Given instruction
Every line that includes the word "JSON" is to be listed.

Structured figure records:
-- start --
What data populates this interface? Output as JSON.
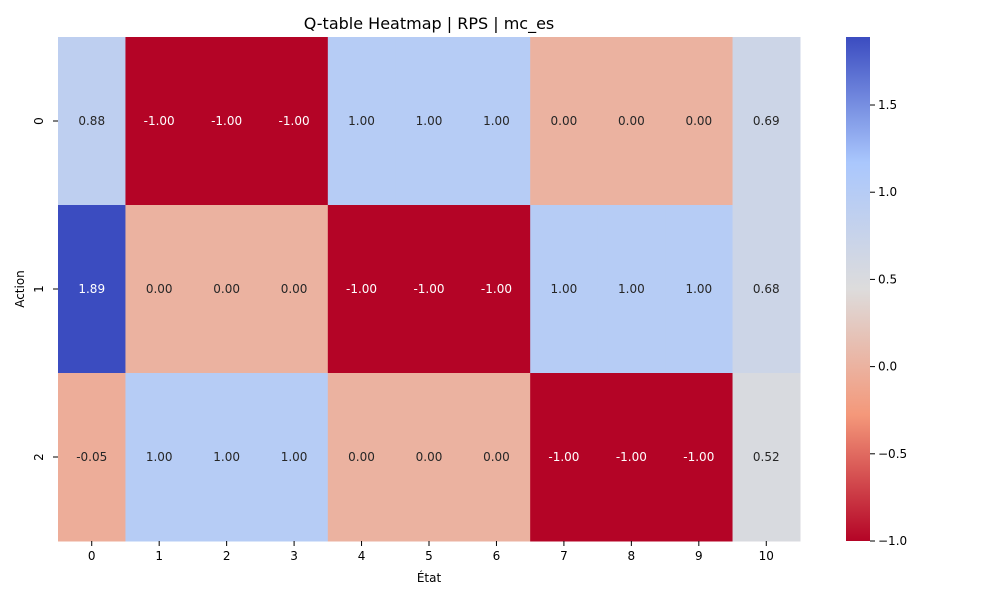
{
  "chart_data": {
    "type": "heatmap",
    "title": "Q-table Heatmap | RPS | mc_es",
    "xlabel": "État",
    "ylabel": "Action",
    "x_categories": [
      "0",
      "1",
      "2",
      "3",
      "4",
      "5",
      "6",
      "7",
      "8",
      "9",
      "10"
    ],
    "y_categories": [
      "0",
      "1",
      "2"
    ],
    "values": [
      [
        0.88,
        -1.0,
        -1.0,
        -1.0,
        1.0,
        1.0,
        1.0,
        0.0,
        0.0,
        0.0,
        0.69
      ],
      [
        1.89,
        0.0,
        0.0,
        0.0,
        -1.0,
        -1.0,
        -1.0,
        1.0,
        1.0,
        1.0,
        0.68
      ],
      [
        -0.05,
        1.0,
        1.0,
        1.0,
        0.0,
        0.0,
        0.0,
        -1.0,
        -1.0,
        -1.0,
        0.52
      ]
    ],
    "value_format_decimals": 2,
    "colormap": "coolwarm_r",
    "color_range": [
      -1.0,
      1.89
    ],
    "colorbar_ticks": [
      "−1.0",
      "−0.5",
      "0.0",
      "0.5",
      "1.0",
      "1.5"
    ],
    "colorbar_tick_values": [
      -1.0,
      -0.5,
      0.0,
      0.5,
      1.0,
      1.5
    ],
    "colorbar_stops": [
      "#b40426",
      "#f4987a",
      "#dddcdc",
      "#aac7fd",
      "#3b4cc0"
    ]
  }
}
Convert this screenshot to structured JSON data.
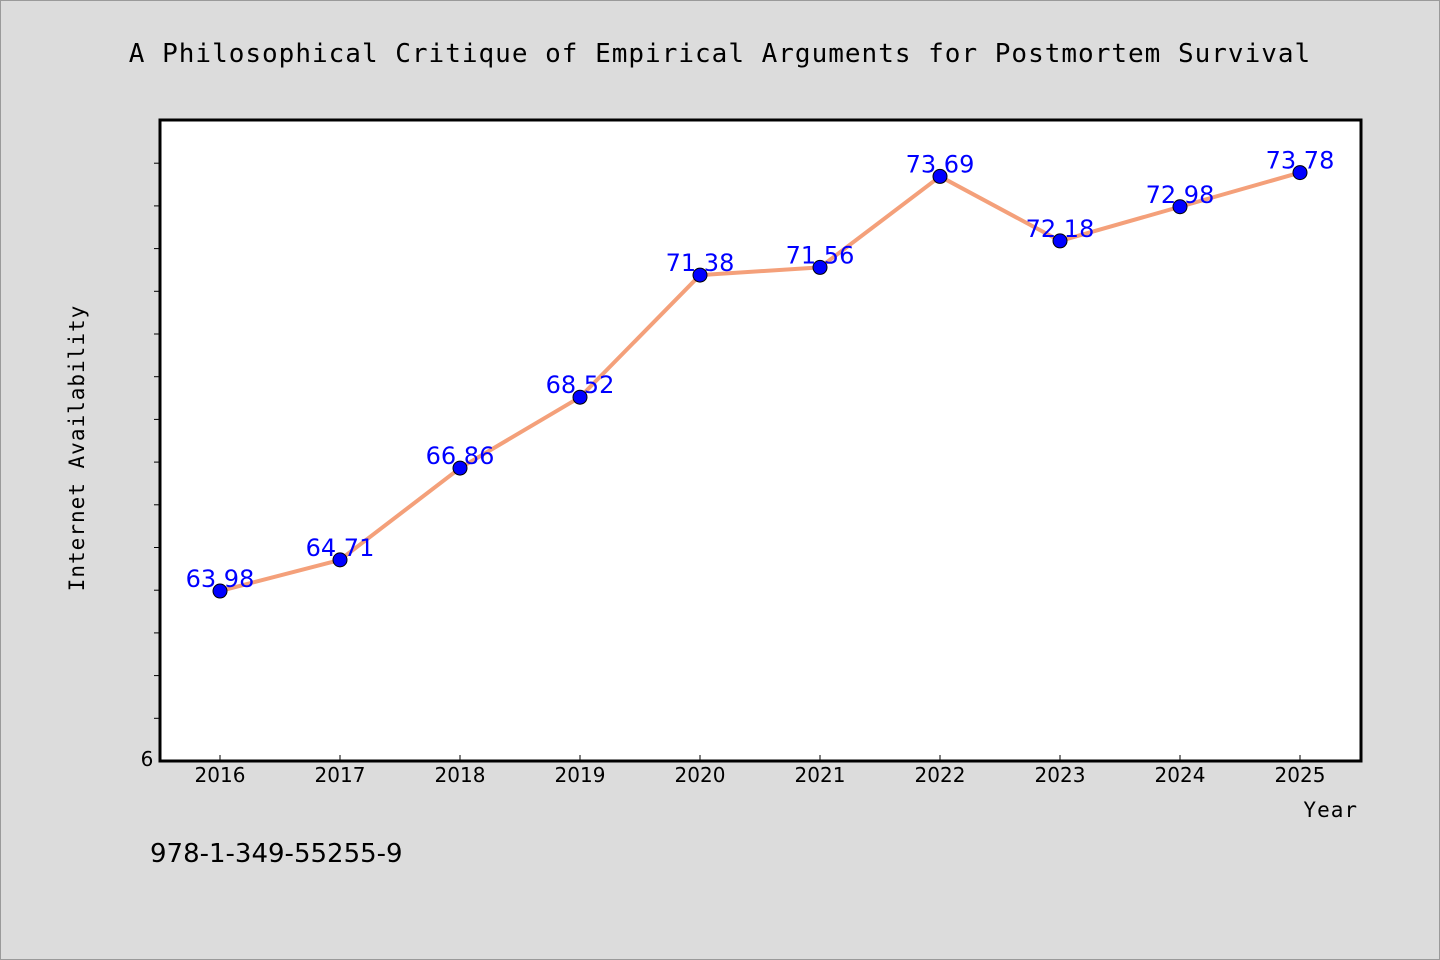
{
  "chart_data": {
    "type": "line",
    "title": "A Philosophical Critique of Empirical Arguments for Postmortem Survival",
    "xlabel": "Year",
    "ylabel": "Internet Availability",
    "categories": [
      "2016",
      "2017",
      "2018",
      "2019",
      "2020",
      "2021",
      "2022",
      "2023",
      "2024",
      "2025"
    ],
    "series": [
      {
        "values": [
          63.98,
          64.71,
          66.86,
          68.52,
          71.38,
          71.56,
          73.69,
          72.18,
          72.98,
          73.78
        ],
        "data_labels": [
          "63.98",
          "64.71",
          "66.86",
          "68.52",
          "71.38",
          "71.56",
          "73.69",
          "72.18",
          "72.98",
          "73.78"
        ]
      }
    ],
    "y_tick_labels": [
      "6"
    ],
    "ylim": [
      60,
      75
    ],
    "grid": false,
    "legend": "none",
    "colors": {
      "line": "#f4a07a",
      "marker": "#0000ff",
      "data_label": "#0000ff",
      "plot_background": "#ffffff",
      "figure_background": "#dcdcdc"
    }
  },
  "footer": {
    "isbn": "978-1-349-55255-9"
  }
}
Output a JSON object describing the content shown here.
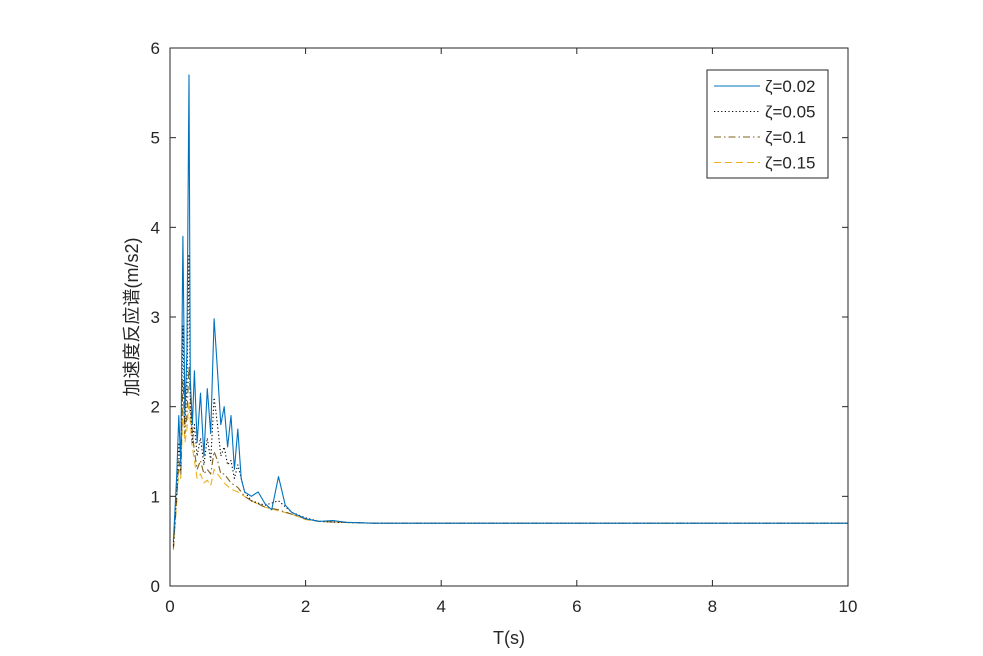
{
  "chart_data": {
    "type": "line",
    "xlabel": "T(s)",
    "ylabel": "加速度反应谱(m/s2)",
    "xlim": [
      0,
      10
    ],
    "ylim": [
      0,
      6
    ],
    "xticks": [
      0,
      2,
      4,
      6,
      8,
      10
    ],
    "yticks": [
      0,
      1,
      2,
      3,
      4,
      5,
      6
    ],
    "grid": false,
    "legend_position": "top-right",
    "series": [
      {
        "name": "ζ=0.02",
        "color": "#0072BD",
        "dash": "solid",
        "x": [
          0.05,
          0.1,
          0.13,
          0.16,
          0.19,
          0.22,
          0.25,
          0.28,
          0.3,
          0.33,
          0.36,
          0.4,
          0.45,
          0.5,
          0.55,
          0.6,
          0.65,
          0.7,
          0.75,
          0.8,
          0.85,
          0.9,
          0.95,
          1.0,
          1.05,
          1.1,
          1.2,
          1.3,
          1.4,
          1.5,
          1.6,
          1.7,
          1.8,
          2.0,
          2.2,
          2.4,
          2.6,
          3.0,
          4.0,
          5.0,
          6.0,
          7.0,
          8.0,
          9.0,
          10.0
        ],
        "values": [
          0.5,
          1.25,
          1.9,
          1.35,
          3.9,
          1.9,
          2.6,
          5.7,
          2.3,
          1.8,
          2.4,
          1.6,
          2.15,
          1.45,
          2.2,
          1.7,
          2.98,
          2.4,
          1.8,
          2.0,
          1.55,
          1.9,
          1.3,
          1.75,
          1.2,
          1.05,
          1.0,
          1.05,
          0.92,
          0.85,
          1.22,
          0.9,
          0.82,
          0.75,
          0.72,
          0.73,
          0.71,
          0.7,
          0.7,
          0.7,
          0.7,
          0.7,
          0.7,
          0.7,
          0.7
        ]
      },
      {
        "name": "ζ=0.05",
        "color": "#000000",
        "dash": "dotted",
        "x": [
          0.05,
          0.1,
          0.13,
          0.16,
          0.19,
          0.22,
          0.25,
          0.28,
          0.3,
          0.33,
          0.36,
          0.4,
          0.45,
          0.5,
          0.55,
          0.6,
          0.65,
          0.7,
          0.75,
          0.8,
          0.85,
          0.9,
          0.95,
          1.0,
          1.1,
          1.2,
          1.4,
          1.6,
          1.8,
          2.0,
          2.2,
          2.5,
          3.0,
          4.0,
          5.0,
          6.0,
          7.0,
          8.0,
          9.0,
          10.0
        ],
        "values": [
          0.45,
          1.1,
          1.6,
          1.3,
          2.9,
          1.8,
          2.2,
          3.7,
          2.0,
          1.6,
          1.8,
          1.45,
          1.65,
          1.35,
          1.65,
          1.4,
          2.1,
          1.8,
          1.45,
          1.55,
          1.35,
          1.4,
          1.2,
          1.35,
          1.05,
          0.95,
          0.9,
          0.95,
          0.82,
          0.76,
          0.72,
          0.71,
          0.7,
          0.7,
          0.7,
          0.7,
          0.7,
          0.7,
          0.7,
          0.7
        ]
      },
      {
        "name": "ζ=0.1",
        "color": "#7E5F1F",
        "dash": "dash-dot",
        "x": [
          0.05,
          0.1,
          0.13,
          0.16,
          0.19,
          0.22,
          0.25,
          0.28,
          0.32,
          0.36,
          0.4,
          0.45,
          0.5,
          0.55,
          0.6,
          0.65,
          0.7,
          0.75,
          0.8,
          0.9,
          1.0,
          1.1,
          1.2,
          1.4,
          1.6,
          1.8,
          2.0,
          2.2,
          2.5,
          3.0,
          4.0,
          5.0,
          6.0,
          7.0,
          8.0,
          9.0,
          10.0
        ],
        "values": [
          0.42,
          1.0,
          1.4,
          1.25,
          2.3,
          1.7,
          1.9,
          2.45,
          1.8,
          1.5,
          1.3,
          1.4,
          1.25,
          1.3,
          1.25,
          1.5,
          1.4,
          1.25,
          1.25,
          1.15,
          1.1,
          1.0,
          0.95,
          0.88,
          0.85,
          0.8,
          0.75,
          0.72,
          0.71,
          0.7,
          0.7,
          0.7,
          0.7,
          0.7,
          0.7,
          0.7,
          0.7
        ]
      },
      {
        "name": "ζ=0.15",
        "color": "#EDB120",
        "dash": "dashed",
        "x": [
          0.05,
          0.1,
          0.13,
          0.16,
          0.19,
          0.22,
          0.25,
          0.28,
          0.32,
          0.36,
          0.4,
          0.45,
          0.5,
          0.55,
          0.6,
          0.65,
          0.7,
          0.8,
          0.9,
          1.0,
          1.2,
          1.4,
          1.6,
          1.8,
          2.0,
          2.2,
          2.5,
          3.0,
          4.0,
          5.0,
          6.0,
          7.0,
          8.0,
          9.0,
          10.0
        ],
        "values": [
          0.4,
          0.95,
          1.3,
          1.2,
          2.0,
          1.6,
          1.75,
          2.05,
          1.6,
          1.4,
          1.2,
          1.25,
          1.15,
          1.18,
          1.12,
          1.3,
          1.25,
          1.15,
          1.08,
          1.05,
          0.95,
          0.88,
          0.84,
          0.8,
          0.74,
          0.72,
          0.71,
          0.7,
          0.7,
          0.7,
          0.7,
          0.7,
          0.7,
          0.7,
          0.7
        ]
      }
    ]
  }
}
-- end --
Task result
What data populates this interface? Output as JSON.
Convert this screenshot to structured JSON data.
Output a JSON object describing the content shown here.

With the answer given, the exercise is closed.